* _GIVEN TASK_: Look through the data and write out every line with the word "this" in it.

* _EXTRACTED ENTRIES_:
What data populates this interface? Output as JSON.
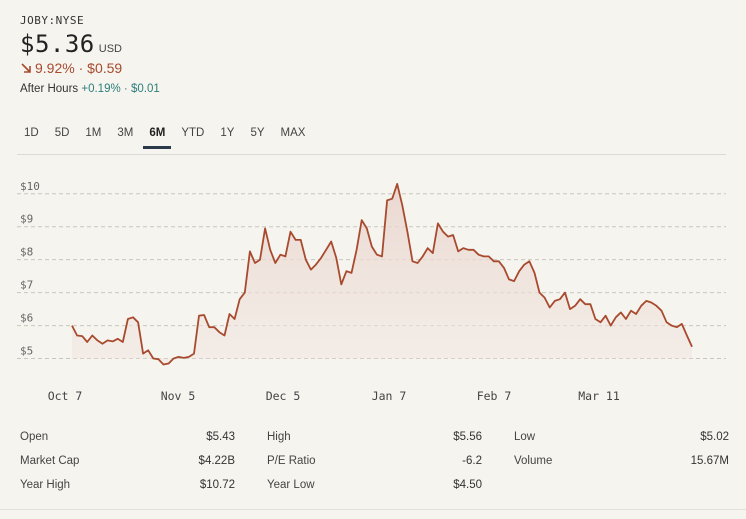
{
  "ticker": "JOBY:NYSE",
  "price": "$5.36",
  "currency": "USD",
  "change": {
    "direction": "down",
    "percent": "9.92%",
    "separator": "·",
    "amount": "$0.59",
    "color": "#a84a2e"
  },
  "after_hours": {
    "label": "After Hours",
    "percent": "+0.19%",
    "separator": "·",
    "amount": "$0.01",
    "color": "#2e7d7a"
  },
  "tabs": [
    "1D",
    "5D",
    "1M",
    "3M",
    "6M",
    "YTD",
    "1Y",
    "5Y",
    "MAX"
  ],
  "active_tab": "6M",
  "stats": [
    [
      {
        "label": "Open",
        "value": "$5.43"
      },
      {
        "label": "High",
        "value": "$5.56"
      },
      {
        "label": "Low",
        "value": "$5.02"
      }
    ],
    [
      {
        "label": "Market Cap",
        "value": "$4.22B"
      },
      {
        "label": "P/E Ratio",
        "value": "-6.2"
      },
      {
        "label": "Volume",
        "value": "15.67M"
      }
    ],
    [
      {
        "label": "Year High",
        "value": "$10.72"
      },
      {
        "label": "Year Low",
        "value": "$4.50"
      }
    ]
  ],
  "chart_data": {
    "type": "area",
    "x_tick_labels": [
      "Oct 7",
      "Nov 5",
      "Dec 5",
      "Jan 7",
      "Feb 7",
      "Mar 11"
    ],
    "y_tick_labels": [
      "$10",
      "$9",
      "$8",
      "$7",
      "$6",
      "$5"
    ],
    "y_ticks": [
      10,
      9,
      8,
      7,
      6,
      5
    ],
    "ylim": [
      4.5,
      10.6
    ],
    "grid": true,
    "line_color": "#a84a2e",
    "series": [
      {
        "values": [
          6.0,
          5.7,
          5.68,
          5.5,
          5.7,
          5.55,
          5.45,
          5.55,
          5.52,
          5.6,
          5.5,
          6.2,
          6.25,
          6.1,
          5.15,
          5.25,
          5.0,
          4.98,
          4.82,
          4.85,
          5.0,
          5.05,
          5.02,
          5.05,
          5.15,
          6.3,
          6.32,
          5.95,
          5.95,
          5.8,
          5.7,
          6.35,
          6.2,
          6.8,
          7.0,
          8.25,
          7.9,
          8.0,
          8.95,
          8.3,
          7.9,
          8.15,
          8.1,
          8.85,
          8.6,
          8.6,
          8.0,
          7.7,
          7.85,
          8.05,
          8.3,
          8.55,
          8.05,
          7.25,
          7.65,
          7.6,
          8.3,
          9.2,
          8.95,
          8.4,
          8.15,
          8.1,
          9.8,
          9.85,
          10.3,
          9.65,
          8.85,
          7.95,
          7.9,
          8.1,
          8.35,
          8.2,
          9.1,
          8.85,
          8.7,
          8.75,
          8.25,
          8.35,
          8.3,
          8.3,
          8.15,
          8.1,
          8.1,
          7.95,
          7.95,
          7.75,
          7.4,
          7.35,
          7.65,
          7.85,
          7.95,
          7.6,
          7.0,
          6.85,
          6.55,
          6.75,
          6.8,
          7.0,
          6.5,
          6.6,
          6.8,
          6.65,
          6.65,
          6.2,
          6.1,
          6.3,
          6.0,
          6.25,
          6.4,
          6.2,
          6.45,
          6.35,
          6.6,
          6.75,
          6.7,
          6.6,
          6.45,
          6.1,
          6.0,
          5.95,
          6.05,
          5.7,
          5.36
        ]
      }
    ]
  }
}
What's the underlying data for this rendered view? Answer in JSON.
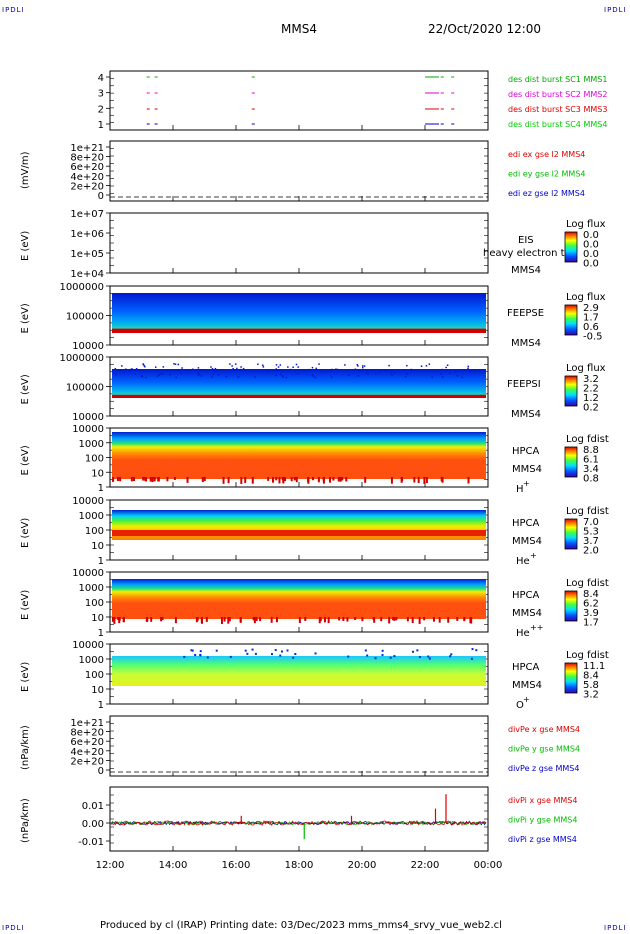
{
  "corner_label": "IPDLI",
  "header": {
    "spacecraft": "MMS4",
    "datetime": "22/Oct/2020 12:00"
  },
  "footer": {
    "text": "Produced by cl (IRAP)   Printing date: 03/Dec/2023   mms_mms4_srvy_vue_web2.cl"
  },
  "x_axis": {
    "ticks": [
      "12:00",
      "14:00",
      "16:00",
      "18:00",
      "20:00",
      "22:00",
      "00:00"
    ]
  },
  "chart_data": [
    {
      "type": "scatter",
      "yticks": [
        "4",
        "3",
        "2",
        "1"
      ],
      "legend": [
        {
          "name": "des dist burst SC1 MMS1",
          "color": "#00aa00"
        },
        {
          "name": "des dist burst SC2 MMS2",
          "color": "#dd00dd"
        },
        {
          "name": "des dist burst SC3 MMS3",
          "color": "#dd0000"
        },
        {
          "name": "des dist burst SC4 MMS4",
          "color": "#00cc00"
        }
      ],
      "bursts": [
        {
          "x": [
            "13:10",
            "13:25",
            "16:30",
            "22:00",
            "22:30",
            "22:50"
          ]
        }
      ]
    },
    {
      "type": "line",
      "ylabel": "(mV/m)",
      "yticks": [
        "1e+21",
        "8e+20",
        "6e+20",
        "4e+20",
        "2e+20",
        "0"
      ],
      "legend": [
        {
          "name": "edi ex gse l2 MMS4",
          "color": "#dd0000"
        },
        {
          "name": "edi ey gse l2 MMS4",
          "color": "#00bb00"
        },
        {
          "name": "edi ez gse l2 MMS4",
          "color": "#0000cc"
        }
      ]
    },
    {
      "type": "heatmap",
      "ylabel": "E (eV)",
      "yticks": [
        "1e+07",
        "1e+06",
        "1e+05",
        "1e+04"
      ],
      "instrument": "EIS",
      "note": "heavy electron t",
      "sc": "MMS4",
      "cbar_title": "Log flux",
      "cbar_ticks": [
        "0.0",
        "0.0",
        "0.0",
        "0.0"
      ]
    },
    {
      "type": "heatmap",
      "ylabel": "E (eV)",
      "yticks": [
        "1000000",
        "100000",
        "10000"
      ],
      "instrument": "FEEPSE",
      "sc": "MMS4",
      "cbar_title": "Log flux",
      "cbar_ticks": [
        "2.9",
        "1.7",
        "0.6",
        "-0.5"
      ]
    },
    {
      "type": "heatmap",
      "ylabel": "E (eV)",
      "yticks": [
        "1000000",
        "100000",
        "10000"
      ],
      "instrument": "FEEPSI",
      "sc": "MMS4",
      "cbar_title": "Log flux",
      "cbar_ticks": [
        "3.2",
        "2.2",
        "1.2",
        "0.2"
      ]
    },
    {
      "type": "heatmap",
      "ylabel": "E (eV)",
      "yticks": [
        "10000",
        "1000",
        "100",
        "10",
        "1"
      ],
      "instrument": "HPCA",
      "sc": "MMS4",
      "species": "H",
      "charge": "+",
      "cbar_title": "Log fdist",
      "cbar_ticks": [
        "8.8",
        "6.1",
        "3.4",
        "0.8"
      ]
    },
    {
      "type": "heatmap",
      "ylabel": "E (eV)",
      "yticks": [
        "10000",
        "1000",
        "100",
        "10",
        "1"
      ],
      "instrument": "HPCA",
      "sc": "MMS4",
      "species": "He",
      "charge": "+",
      "cbar_title": "Log fdist",
      "cbar_ticks": [
        "7.0",
        "5.3",
        "3.7",
        "2.0"
      ]
    },
    {
      "type": "heatmap",
      "ylabel": "E (eV)",
      "yticks": [
        "10000",
        "1000",
        "100",
        "10",
        "1"
      ],
      "instrument": "HPCA",
      "sc": "MMS4",
      "species": "He",
      "charge": "++",
      "cbar_title": "Log fdist",
      "cbar_ticks": [
        "8.4",
        "6.2",
        "3.9",
        "1.7"
      ]
    },
    {
      "type": "heatmap",
      "ylabel": "E (eV)",
      "yticks": [
        "10000",
        "1000",
        "100",
        "10",
        "1"
      ],
      "instrument": "HPCA",
      "sc": "MMS4",
      "species": "O",
      "charge": "+",
      "cbar_title": "Log fdist",
      "cbar_ticks": [
        "11.1",
        "8.4",
        "5.8",
        "3.2"
      ]
    },
    {
      "type": "line",
      "ylabel": "(nPa/km)",
      "yticks": [
        "1e+21",
        "8e+20",
        "6e+20",
        "4e+20",
        "2e+20",
        "0"
      ],
      "legend": [
        {
          "name": "divPe x gse MMS4",
          "color": "#dd0000"
        },
        {
          "name": "divPe y gse MMS4",
          "color": "#00bb00"
        },
        {
          "name": "divPe z gse MMS4",
          "color": "#0000cc"
        }
      ]
    },
    {
      "type": "line",
      "ylabel": "(nPa/km)",
      "yticks": [
        "0.01",
        "0.00",
        "-0.01"
      ],
      "ylim": [
        -0.015,
        0.018
      ],
      "legend": [
        {
          "name": "divPi x gse MMS4",
          "color": "#dd0000"
        },
        {
          "name": "divPi y gse MMS4",
          "color": "#00bb00"
        },
        {
          "name": "divPi z gse MMS4",
          "color": "#0000cc"
        }
      ],
      "spikes": [
        {
          "x": "16:10",
          "y": 0.004
        },
        {
          "x": "18:10",
          "y": -0.009
        },
        {
          "x": "19:40",
          "y": 0.004
        },
        {
          "x": "22:40",
          "y": 0.016
        },
        {
          "x": "22:20",
          "y": 0.008
        }
      ]
    }
  ]
}
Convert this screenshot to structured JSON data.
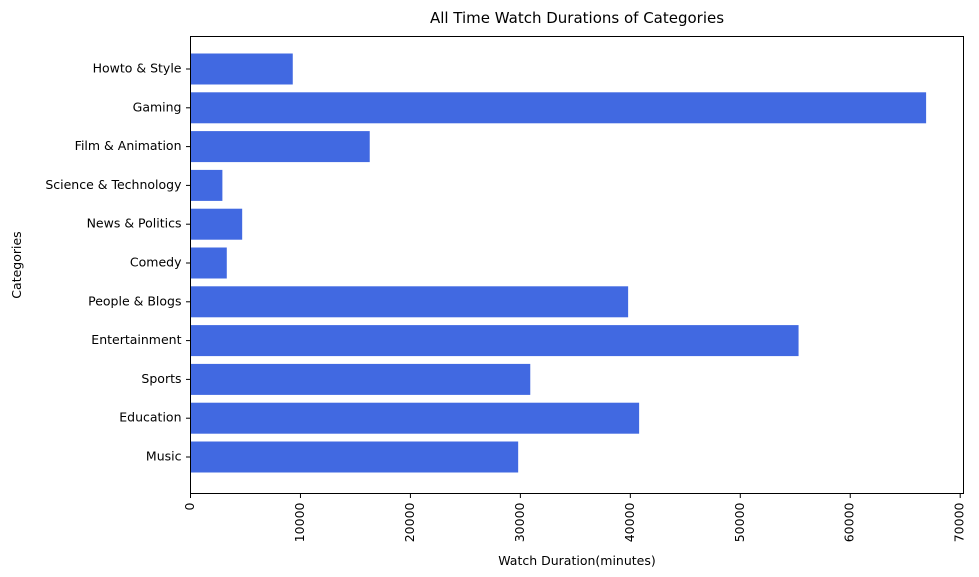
{
  "chart_data": {
    "type": "bar",
    "orientation": "horizontal",
    "title": "All Time Watch Durations of Categories",
    "xlabel": "Watch Duration(minutes)",
    "ylabel": "Categories",
    "categories": [
      "Music",
      "Education",
      "Sports",
      "Entertainment",
      "People & Blogs",
      "Comedy",
      "News & Politics",
      "Science & Technology",
      "Film & Animation",
      "Gaming",
      "Howto & Style"
    ],
    "values": [
      29800,
      40800,
      30900,
      55300,
      39800,
      3300,
      4700,
      2900,
      16300,
      66900,
      9300
    ],
    "xlim": [
      0,
      70300
    ],
    "xticks": [
      0,
      10000,
      20000,
      30000,
      40000,
      50000,
      60000,
      70000
    ],
    "bar_color": "#4169e1",
    "grid": false
  }
}
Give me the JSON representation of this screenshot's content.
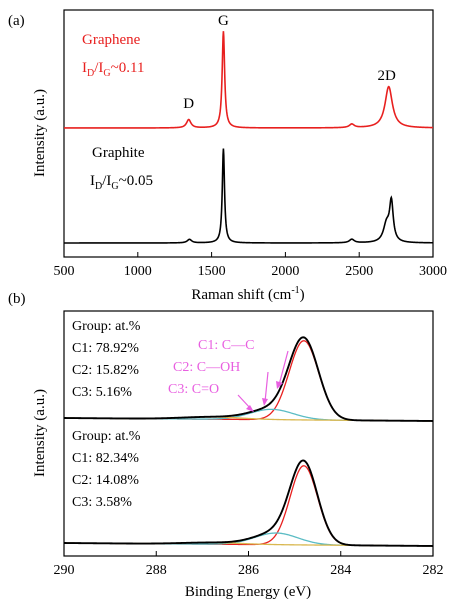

* _FULL OUTPUT_:
What data populates this interface? Output as JSON.
What's the underlying data for this rendered view? Answer in JSON.
Convert this screenshot to structured JSON data.
Give me the JSON representation of this screenshot's content.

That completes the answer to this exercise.